Consigne >> Modifiez le passage de l'enquête sur Bull allant de « Enquête | publié » jusqu'à « aux salariés transférés. », en remplaçant « la restauration collective » par « la cantine d'entreprise ».

Sélection >>
L'INTERMINABLE CURE D'AMAIGRISSEMENT DU GROUPE BULL

Enquête | publié le : 01.05.2000 | Sandrine Foulon

Les services généraux, puis la restauration collective, le réseau téléphonique, la maintenance… Branche après branche, le petit arbre symbole du constructeur informatique se dénude de son feuillage. Mais, sous la pression de ses syndicats, Bull veille à ce que des garanties soient données aux salariés transférés.

Chez Bull, on sait faire des soustractions. En 1989, le constructeur informatique français comptait 47 000 salariés dans le monde, dont 19 000 en France. Dix ans après, ses effectifs se sont réduits à 18 000 personnes, dont 8 500 en France. À l'instar de tous les autres grands constructeurs, IBM, Siemens, Hewlett-Packard ou Compaq, qui s'éloignent de la fabrication pour s'orienter vers les services, Bull a recruté l'année dernière en France 1 800 salariés. Mais dans l'intervalle, 3 800 personnes ont quitté l'entreprise. Certes, les licenciements économiques, les démissions et les départs en retraite non renouvelés comptent beaucoup dans la balance. Mais les vagues d'externalisations ont également fait maigrir les effectifs. Tel un jardinier méticuleux, l'entreprise s'est appliquée depuis cinq ans à tailler une à une les branches de sa gigantesque organisation. Des coups de sécateur qui ont fini par entamer sérieusement le feuillage et ne laisser que le tronc.

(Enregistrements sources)
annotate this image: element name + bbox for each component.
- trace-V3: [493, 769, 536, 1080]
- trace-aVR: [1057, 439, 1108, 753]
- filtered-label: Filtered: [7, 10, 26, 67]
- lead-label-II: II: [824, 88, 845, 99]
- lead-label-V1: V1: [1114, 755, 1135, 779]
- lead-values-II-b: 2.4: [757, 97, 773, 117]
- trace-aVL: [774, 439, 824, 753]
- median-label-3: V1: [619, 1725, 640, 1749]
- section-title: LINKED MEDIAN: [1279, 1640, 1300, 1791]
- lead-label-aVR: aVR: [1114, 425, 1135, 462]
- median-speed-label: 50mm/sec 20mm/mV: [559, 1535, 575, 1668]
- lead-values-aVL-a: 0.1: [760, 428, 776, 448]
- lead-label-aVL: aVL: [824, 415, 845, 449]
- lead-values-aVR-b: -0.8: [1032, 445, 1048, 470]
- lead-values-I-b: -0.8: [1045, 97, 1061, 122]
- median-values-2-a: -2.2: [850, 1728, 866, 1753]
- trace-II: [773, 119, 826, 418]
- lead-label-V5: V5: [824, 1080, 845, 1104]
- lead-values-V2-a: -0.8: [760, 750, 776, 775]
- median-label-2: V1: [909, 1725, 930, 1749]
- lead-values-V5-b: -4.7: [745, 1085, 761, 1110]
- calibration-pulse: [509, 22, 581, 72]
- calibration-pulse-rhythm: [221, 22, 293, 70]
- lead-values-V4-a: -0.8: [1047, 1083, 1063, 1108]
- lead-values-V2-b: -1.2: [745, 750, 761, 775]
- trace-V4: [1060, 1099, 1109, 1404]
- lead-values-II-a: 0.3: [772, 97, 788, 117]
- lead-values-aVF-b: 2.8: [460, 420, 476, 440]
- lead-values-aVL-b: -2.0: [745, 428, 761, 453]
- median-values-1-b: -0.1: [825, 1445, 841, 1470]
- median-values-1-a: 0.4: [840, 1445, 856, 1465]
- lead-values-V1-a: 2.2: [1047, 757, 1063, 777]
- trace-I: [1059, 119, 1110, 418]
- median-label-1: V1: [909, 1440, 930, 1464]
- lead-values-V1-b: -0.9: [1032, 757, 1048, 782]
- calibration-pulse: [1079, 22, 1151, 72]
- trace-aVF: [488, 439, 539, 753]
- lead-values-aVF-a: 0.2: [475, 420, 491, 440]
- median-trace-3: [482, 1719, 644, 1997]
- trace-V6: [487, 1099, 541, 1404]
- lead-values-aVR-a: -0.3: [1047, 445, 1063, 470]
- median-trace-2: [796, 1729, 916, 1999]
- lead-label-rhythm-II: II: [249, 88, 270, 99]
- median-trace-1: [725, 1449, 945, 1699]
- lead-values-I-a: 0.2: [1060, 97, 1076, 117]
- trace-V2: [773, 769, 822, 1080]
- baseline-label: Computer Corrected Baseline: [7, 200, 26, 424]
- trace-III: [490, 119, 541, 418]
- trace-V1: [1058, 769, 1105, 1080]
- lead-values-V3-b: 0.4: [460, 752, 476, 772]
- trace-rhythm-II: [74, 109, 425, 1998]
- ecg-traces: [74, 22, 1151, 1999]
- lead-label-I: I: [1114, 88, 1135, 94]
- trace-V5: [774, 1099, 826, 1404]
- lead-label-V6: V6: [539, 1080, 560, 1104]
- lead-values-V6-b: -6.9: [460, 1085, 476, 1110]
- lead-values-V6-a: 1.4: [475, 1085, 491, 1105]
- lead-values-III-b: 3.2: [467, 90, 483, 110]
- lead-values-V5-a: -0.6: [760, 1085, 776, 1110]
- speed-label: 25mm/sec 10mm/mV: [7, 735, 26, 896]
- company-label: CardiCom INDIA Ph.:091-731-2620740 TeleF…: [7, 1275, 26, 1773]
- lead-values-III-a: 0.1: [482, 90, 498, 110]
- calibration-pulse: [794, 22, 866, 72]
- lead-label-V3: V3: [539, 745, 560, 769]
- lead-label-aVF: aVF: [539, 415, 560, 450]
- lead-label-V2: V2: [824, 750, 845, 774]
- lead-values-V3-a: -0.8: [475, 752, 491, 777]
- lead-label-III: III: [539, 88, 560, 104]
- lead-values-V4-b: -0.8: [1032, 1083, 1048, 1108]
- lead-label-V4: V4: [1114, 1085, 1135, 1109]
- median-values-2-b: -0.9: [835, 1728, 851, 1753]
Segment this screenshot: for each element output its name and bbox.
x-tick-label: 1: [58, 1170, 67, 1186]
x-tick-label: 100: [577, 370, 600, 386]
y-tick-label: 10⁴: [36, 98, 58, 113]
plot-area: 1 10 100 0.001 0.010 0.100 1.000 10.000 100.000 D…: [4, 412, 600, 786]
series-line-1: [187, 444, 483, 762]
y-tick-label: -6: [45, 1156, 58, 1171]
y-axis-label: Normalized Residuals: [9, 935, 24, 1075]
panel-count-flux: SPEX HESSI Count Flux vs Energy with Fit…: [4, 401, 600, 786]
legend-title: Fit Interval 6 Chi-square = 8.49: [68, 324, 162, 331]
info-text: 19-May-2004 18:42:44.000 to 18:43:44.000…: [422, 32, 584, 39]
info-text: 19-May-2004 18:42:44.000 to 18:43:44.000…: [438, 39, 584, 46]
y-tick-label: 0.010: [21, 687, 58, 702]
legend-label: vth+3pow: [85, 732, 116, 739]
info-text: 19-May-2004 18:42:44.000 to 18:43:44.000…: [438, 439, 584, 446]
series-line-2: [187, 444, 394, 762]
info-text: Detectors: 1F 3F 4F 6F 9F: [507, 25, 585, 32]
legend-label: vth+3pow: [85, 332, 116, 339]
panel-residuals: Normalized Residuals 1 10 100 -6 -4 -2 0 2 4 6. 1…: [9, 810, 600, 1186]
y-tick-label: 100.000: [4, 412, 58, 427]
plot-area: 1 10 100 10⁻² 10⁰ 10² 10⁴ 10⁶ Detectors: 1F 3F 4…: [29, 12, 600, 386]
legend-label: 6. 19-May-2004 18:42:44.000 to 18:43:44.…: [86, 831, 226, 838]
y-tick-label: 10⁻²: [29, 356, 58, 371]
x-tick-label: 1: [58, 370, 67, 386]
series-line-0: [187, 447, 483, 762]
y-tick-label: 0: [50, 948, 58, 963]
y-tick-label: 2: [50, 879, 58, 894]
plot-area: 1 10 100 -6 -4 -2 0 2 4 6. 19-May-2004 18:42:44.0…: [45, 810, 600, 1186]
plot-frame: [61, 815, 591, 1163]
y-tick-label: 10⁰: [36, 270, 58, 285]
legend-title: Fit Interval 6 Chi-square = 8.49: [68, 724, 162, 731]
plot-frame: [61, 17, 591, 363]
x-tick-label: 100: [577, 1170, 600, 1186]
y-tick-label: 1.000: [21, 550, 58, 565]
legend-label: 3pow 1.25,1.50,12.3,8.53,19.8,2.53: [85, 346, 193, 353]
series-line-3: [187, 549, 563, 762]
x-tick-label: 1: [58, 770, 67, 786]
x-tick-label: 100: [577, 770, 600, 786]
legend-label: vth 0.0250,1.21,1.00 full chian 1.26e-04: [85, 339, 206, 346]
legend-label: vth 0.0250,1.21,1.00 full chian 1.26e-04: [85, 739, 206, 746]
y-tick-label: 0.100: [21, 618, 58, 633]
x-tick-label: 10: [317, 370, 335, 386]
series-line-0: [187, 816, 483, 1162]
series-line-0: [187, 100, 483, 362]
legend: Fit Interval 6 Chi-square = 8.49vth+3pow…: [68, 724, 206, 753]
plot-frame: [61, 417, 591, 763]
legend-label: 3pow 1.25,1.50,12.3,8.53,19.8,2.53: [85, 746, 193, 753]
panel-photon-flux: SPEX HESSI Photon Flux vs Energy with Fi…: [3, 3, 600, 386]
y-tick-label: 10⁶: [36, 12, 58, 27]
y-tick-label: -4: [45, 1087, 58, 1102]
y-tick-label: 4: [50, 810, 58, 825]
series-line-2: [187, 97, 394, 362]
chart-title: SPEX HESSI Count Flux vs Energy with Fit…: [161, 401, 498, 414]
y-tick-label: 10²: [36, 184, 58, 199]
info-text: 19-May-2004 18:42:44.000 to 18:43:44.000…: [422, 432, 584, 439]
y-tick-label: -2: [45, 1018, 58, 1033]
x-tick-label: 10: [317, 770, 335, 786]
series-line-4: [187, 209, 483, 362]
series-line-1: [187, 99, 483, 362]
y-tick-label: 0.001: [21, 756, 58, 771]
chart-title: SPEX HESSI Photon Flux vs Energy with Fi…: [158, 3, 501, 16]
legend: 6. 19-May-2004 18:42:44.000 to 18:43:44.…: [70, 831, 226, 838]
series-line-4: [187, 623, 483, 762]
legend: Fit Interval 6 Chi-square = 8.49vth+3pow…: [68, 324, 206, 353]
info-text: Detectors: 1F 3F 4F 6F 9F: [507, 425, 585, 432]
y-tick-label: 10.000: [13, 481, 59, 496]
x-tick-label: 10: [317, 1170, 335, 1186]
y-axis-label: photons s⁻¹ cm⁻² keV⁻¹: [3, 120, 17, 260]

Résultat >>
Enquête | publié le : 01.05.2000 | Sandrine Foulon

Les services généraux, puis la cantine d'entreprise, le réseau téléphonique, la maintenance… Branche après branche, le petit arbre symbole du constructeur informatique se dénude de son feuillage. Mais, sous la pression de ses syndicats, Bull veille à ce que des garanties soient données aux salariés transférés.